▸ **Passage to read**:

+--

Your recent editorial endorsed a tax increase on tobacco products other than cigarettes, but it was based on some sweeping statements that are not scientifically accurate or credible ("The 'other' tobacco tax," Jan 20).
You stated: "Tobacco is linked to an estimated 6,861 deaths in Maryland each year … the American Lung Association reports." The Lung Association actually reported that smoking caused these deaths. The distinction is critical because your case for raising OTP taxes is based on the presumption that all tobacco products are equally risky: "Experts say all forms of tobacco are considered harmful to human health no matter whether they are smoked, puffed, chewed or otherwise ingested. Smokeless tobacco, for instance, is often linked to oral and esophageal cancer."
In fact, smokeless tobacco use is 98 percent safer than smoking. While smokeless may be "linked to oral and esophageal cancer," the specific risks are well established in the scientific literature, and they are minuscule. In 2009, a comprehensive review published calculations showing how smokeless tobacco use might have changed cancer deaths among American men in 2005, when 104,737 in the U.S. died from seven cancers directly attributable to smoking. If all smokers had instead used smokeless tobacco, the number would have been 1,102. The risks from smokeless tobacco are so low that, even if all American men had been users, there would have been 2,298 cancer deaths, only 2.2 percent of the number attributable to smoking.
Smokeless tobacco use is vastly safer than smoking, so it is not "foolish public policy" for smokeless taxes to be lower than those for cigarettes. The emerging awareness of smokeless as a cigarette substitute is not just an industry ploy, it has been endorsed by two prestigious medical organizations, the British Royal College of Physicians and the American Association of Public Health Physicians. The Royal College concluded "...that smokers smoke predominantly for nicotine, that nicotine itself is not especially hazardous, and that if nicotine could be provided in a form that is acceptable and effective as a cigarette substitute, millions of lives could be saved."

+--

▸ **Supplied information**:
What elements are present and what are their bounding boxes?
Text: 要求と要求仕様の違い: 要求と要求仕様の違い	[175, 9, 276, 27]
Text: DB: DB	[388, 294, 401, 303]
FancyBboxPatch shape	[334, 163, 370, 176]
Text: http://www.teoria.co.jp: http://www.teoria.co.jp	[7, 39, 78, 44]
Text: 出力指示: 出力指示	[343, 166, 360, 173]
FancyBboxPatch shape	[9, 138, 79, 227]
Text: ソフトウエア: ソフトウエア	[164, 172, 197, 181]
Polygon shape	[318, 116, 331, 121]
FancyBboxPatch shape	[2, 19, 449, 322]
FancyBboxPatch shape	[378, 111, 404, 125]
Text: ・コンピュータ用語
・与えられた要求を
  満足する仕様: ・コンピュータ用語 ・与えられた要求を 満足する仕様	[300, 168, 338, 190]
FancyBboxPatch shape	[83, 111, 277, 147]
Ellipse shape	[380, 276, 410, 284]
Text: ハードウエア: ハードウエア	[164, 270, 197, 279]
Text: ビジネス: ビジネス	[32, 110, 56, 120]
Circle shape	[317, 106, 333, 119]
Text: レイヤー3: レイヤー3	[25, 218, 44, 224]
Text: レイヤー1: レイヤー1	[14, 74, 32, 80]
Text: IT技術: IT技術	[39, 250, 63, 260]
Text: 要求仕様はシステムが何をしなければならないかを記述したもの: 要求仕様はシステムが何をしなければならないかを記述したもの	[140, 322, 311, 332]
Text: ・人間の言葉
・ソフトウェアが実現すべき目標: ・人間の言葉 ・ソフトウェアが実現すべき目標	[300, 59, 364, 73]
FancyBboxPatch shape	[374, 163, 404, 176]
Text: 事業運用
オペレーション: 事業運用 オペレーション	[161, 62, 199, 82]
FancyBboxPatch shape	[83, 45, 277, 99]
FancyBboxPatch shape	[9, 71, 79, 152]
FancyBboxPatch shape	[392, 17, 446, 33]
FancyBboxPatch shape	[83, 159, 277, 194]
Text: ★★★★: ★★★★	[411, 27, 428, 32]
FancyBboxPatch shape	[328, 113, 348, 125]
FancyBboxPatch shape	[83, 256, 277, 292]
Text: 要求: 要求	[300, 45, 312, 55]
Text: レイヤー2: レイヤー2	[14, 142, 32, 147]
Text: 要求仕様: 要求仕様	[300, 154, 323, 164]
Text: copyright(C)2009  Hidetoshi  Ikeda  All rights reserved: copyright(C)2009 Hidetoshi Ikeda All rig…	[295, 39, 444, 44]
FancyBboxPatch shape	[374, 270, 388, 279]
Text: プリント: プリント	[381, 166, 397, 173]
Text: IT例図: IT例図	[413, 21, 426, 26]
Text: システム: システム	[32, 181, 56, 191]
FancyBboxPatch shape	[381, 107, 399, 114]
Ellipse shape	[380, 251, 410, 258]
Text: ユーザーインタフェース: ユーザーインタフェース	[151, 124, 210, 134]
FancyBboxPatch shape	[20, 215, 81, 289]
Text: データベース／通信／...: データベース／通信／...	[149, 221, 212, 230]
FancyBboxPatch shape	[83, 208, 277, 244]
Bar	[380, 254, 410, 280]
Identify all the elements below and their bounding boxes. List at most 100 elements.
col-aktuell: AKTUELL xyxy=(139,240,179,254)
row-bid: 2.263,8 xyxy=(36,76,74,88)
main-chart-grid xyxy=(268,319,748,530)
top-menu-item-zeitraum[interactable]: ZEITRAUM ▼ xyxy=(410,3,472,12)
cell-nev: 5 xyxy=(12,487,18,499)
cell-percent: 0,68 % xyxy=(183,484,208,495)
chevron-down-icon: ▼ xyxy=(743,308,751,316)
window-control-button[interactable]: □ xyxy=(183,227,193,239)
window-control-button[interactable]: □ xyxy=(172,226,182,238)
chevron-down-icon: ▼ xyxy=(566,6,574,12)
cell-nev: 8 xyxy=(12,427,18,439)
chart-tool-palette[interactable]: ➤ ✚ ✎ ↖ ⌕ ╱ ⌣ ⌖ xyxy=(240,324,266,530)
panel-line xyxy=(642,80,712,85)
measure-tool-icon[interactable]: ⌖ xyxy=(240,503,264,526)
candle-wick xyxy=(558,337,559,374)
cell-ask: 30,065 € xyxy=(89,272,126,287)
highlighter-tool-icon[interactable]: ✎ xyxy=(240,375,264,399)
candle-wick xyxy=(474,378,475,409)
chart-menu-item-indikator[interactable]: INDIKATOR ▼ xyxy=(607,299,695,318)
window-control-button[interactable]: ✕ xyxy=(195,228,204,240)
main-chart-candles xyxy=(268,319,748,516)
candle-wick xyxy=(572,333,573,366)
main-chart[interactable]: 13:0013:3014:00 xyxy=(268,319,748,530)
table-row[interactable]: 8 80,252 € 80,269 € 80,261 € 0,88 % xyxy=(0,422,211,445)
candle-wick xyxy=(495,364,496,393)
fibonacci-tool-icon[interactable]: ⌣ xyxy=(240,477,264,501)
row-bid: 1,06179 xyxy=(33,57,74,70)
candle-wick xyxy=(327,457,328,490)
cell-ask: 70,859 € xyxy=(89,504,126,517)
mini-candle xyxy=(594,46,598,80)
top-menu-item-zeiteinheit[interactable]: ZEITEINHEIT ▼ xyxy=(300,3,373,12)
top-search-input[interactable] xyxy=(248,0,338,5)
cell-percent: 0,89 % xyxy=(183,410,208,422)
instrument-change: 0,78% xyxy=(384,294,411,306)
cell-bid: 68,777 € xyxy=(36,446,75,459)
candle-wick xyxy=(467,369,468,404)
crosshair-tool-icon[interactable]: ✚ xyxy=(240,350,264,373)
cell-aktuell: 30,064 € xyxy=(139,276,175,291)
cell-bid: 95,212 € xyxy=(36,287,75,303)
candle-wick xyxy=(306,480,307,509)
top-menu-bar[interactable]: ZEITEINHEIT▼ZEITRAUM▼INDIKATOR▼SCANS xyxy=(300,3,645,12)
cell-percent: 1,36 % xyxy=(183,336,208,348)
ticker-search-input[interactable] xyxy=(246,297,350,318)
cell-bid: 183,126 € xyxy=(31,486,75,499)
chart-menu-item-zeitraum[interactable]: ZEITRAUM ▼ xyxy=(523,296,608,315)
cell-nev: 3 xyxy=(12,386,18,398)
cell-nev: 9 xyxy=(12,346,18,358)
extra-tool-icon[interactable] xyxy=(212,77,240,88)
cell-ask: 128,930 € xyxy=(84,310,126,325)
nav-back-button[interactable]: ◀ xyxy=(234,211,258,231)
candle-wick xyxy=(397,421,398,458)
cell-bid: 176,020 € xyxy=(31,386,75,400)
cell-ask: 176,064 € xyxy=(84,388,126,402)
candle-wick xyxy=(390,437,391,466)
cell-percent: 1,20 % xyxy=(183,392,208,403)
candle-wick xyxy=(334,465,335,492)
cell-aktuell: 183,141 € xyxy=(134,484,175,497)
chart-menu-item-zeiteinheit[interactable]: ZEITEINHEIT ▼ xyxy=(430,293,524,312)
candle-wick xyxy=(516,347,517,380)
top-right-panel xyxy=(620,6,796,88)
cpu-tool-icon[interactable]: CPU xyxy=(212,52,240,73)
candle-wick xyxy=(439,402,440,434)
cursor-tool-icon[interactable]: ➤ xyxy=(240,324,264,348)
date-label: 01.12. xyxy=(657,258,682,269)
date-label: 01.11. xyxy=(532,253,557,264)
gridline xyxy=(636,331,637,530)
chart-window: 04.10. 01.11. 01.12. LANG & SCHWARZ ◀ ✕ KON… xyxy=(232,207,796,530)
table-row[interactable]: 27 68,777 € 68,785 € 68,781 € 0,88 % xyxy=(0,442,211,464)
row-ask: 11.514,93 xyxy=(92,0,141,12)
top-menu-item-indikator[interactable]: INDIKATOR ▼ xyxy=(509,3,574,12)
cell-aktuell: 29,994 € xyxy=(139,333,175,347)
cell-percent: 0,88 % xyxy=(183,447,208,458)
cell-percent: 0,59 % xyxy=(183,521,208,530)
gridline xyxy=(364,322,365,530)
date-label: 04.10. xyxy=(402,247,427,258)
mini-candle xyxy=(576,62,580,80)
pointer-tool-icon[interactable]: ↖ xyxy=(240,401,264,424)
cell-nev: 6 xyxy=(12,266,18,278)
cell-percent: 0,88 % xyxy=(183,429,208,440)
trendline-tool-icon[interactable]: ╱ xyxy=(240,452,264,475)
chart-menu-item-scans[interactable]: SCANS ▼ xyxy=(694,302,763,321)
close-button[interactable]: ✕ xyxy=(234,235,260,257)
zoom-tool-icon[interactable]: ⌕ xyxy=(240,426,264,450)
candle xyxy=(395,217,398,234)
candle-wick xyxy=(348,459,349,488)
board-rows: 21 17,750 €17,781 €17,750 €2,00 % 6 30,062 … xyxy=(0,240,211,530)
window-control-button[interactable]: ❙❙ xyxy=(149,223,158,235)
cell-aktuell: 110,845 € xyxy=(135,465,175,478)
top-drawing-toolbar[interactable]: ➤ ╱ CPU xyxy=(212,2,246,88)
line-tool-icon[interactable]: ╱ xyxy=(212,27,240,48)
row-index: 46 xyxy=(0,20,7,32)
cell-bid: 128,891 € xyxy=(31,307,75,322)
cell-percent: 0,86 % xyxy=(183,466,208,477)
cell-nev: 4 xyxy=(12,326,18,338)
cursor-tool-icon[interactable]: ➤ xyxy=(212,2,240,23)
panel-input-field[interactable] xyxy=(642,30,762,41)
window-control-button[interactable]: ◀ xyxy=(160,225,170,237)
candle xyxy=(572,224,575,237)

+--

▸ **Exercise details**: List every number of deaths that the letter on tobacco taxes gives, with what each one counts.

▸ **Solution to this exercise**:
- 6,861: deaths in Maryland each year that, per the American Lung Association, smoking caused
- 104,737: American men who died in 2005 from seven cancers directly attributable to smoking
- 1,102: cancer deaths there would have been if all those smokers had used smokeless tobacco instead
- 2,298: cancer deaths there would have been if all American men had been smokeless tobacco users